§ **TASK INSTRUCTIONS**
Among the lines of the records, find all that carry the word "sauce" and copy them.

(Document page transcription items)

BEGIN

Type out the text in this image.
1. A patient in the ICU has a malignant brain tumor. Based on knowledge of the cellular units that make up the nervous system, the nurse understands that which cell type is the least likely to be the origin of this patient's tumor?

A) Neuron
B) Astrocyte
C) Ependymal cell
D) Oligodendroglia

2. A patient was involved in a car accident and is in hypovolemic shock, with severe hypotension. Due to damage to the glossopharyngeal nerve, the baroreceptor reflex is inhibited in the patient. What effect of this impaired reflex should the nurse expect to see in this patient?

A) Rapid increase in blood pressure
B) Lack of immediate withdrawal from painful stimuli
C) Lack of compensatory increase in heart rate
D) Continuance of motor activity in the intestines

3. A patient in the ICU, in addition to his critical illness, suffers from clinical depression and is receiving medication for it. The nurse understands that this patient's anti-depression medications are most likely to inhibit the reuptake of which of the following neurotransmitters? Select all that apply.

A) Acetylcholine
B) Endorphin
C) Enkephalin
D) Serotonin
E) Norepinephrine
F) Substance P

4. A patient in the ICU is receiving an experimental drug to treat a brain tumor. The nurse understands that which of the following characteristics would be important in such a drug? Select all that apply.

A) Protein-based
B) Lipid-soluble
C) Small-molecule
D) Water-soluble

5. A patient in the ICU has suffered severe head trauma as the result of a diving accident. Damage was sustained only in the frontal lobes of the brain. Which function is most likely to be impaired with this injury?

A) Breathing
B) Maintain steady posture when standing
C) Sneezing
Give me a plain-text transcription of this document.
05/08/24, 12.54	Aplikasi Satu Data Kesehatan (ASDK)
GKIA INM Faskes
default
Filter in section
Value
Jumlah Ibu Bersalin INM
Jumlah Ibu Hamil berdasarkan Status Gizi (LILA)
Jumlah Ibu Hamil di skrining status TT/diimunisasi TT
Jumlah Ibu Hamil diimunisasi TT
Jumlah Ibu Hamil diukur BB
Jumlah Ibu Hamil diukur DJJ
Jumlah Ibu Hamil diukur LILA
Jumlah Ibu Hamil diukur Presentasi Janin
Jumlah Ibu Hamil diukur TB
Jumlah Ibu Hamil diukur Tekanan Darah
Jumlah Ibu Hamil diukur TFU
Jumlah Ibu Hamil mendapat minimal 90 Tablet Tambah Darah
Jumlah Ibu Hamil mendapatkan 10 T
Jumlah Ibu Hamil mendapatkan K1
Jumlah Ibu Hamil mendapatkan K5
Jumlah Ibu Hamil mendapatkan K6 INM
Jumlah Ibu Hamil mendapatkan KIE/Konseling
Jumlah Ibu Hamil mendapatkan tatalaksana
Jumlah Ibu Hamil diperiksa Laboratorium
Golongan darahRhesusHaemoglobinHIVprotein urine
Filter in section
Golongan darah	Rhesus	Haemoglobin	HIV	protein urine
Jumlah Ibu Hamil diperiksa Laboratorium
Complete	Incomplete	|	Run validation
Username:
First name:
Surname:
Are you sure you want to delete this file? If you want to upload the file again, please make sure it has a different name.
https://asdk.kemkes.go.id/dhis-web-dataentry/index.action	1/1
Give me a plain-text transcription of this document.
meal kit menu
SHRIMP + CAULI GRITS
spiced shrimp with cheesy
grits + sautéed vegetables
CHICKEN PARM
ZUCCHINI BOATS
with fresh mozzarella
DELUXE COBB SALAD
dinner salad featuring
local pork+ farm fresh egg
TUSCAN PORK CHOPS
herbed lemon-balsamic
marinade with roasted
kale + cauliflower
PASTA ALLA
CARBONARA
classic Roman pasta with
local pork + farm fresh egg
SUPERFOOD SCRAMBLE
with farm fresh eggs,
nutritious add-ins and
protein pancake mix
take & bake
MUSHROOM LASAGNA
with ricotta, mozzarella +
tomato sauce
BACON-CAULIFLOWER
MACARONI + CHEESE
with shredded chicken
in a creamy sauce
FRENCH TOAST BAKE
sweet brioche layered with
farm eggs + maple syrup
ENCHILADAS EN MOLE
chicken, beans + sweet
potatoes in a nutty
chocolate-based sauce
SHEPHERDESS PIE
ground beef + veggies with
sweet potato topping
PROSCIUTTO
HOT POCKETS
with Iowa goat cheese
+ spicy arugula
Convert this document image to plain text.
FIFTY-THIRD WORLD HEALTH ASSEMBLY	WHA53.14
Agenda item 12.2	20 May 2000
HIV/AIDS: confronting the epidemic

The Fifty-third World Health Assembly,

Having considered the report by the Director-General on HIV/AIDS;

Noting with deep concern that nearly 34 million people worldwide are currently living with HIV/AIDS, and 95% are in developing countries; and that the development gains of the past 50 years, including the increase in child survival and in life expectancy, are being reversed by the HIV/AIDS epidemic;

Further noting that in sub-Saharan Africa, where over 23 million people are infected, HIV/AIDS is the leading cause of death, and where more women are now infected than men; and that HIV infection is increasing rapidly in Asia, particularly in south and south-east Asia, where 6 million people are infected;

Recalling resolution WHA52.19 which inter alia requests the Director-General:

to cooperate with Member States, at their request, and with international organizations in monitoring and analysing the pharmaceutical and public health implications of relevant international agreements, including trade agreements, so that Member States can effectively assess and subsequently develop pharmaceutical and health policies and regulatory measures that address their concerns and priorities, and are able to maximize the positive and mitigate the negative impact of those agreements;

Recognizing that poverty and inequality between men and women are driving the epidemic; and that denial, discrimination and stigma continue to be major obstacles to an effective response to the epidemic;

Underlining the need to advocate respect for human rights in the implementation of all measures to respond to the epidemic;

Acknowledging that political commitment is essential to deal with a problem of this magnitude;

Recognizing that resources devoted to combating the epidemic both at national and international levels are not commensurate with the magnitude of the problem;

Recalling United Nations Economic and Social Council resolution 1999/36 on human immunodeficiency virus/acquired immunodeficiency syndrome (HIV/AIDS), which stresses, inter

END

§ **SOLUTION TO THIS EXERCISE**
tomato sauce
in a creamy sauce
chocolate-based sauce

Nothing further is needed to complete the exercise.